◆ **The problem**
Output the material beneath this task exactly, images excluded.

◆ **Dataset**
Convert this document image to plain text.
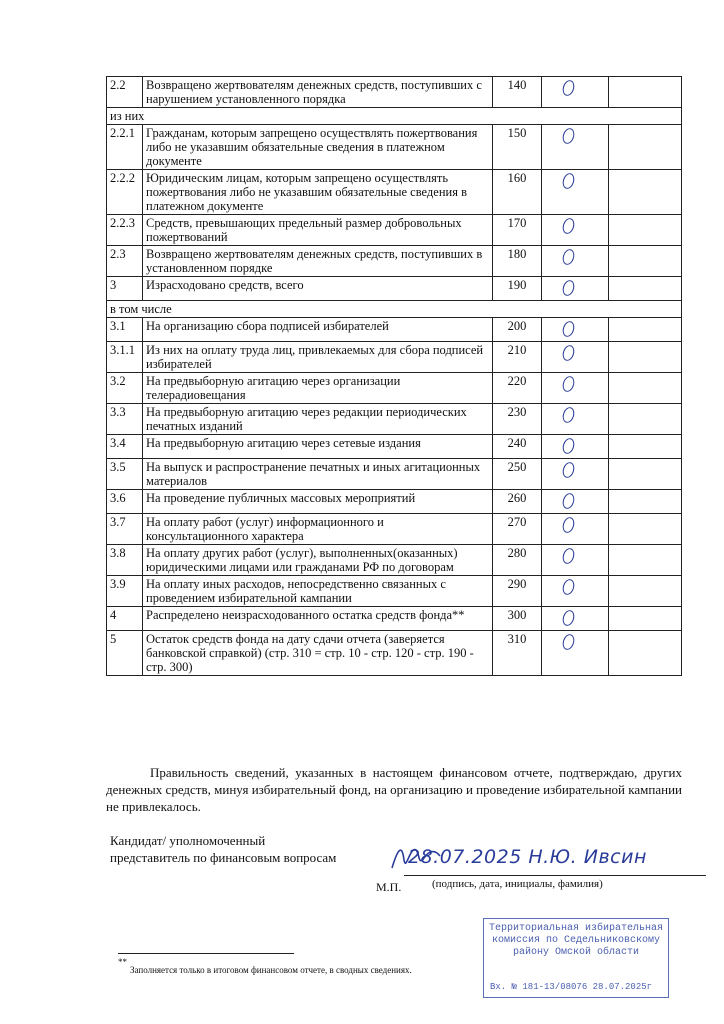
2.2	Возвращено жертвователям денежных средств, поступивших с нарушением установленного порядка	140		
из них				
2.2.1	Гражданам, которым запрещено осуществлять пожертвования либо не указавшим обязательные сведения в платежном документе	150		
2.2.2	Юридическим лицам, которым запрещено осуществлять пожертвования либо не указавшим обязательные сведения в платежном документе	160		
2.2.3	Средств, превышающих предельный размер добровольных пожертвований	170		
2.3	Возвращено жертвователям денежных средств, поступивших в установленном порядке	180		
3	Израсходовано средств, всего	190		
в том числе				
3.1	На организацию сбора подписей избирателей	200		
3.1.1	Из них на оплату труда лиц, привлекаемых для сбора подписей избирателей	210		
3.2	На предвыборную агитацию через организации телерадиовещания	220		
3.3	На предвыборную агитацию через редакции периодических печатных изданий	230		
3.4	На предвыборную агитацию через сетевые издания	240		
3.5	На выпуск и распространение печатных и иных агитационных материалов	250		
3.6	На проведение публичных массовых мероприятий	260		
3.7	На оплату работ (услуг) информационного и консультационного характера	270		
3.8	На оплату других работ (услуг), выполненных(оказанных) юридическими лицами или гражданами РФ по договорам	280		
3.9	На оплату иных расходов, непосредственно связанных с проведением избирательной кампании	290		
4	Распределено неизрасходованного остатка средств фонда**	300		
5	Остаток средств фонда на дату сдачи отчета (заверяется банковской справкой) (стр. 310 = стр. 10 - стр. 120 - стр. 190 - стр. 300)	310		
Правильность сведений, указанных в настоящем финансовом отчете, подтверждаю, других денежных средств, минуя избирательный фонд, на организацию и проведение избирательной кампании не привлекалось.
Кандидат/ уполномоченный
представитель по финансовым вопросам	28.07.2025 Н.Ю. Ивсин
М.П.	(подпись, дата, инициалы, фамилия)
**
Заполняется только в итоговом финансовом отчете, в сводных сведениях.
Территориальная избирательная
комиссия по Седельниковскому
району Омской области
Вх. № 181-13/08076 28.07.2025г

◆ **Written answer**
Convert this document image to plain text.
2.2	Возвращено жертвователям денежных средств, поступивших с нарушением установленного порядка	140		
из них				
2.2.1	Гражданам, которым запрещено осуществлять пожертвования либо не указавшим обязательные сведения в платежном документе	150		
2.2.2	Юридическим лицам, которым запрещено осуществлять пожертвования либо не указавшим обязательные сведения в платежном документе	160		
2.2.3	Средств, превышающих предельный размер добровольных пожертвований	170		
2.3	Возвращено жертвователям денежных средств, поступивших в установленном порядке	180		
3	Израсходовано средств, всего	190		
в том числе				
3.1	На организацию сбора подписей избирателей	200		
3.1.1	Из них на оплату труда лиц, привлекаемых для сбора подписей избирателей	210		
3.2	На предвыборную агитацию через организации телерадиовещания	220		
3.3	На предвыборную агитацию через редакции периодических печатных изданий	230		
3.4	На предвыборную агитацию через сетевые издания	240		
3.5	На выпуск и распространение печатных и иных агитационных материалов	250		
3.6	На проведение публичных массовых мероприятий	260		
3.7	На оплату работ (услуг) информационного и консультационного характера	270		
3.8	На оплату других работ (услуг), выполненных(оказанных) юридическими лицами или гражданами РФ по договорам	280		
3.9	На оплату иных расходов, непосредственно связанных с проведением избирательной кампании	290		
4	Распределено неизрасходованного остатка средств фонда**	300		
5	Остаток средств фонда на дату сдачи отчета (заверяется банковской справкой) (стр. 310 = стр. 10 - стр. 120 - стр. 190 - стр. 300)	310		
Правильность сведений, указанных в настоящем финансовом отчете, подтверждаю, других денежных средств, минуя избирательный фонд, на организацию и проведение избирательной кампании не привлекалось.
Кандидат/ уполномоченный
представитель по финансовым вопросам	28.07.2025 Н.Ю. Ивсин
М.П.	(подпись, дата, инициалы, фамилия)
**
Заполняется только в итоговом финансовом отчете, в сводных сведениях.
Территориальная избирательная
комиссия по Седельниковскому
району Омской области
Вх. № 181-13/08076 28.07.2025г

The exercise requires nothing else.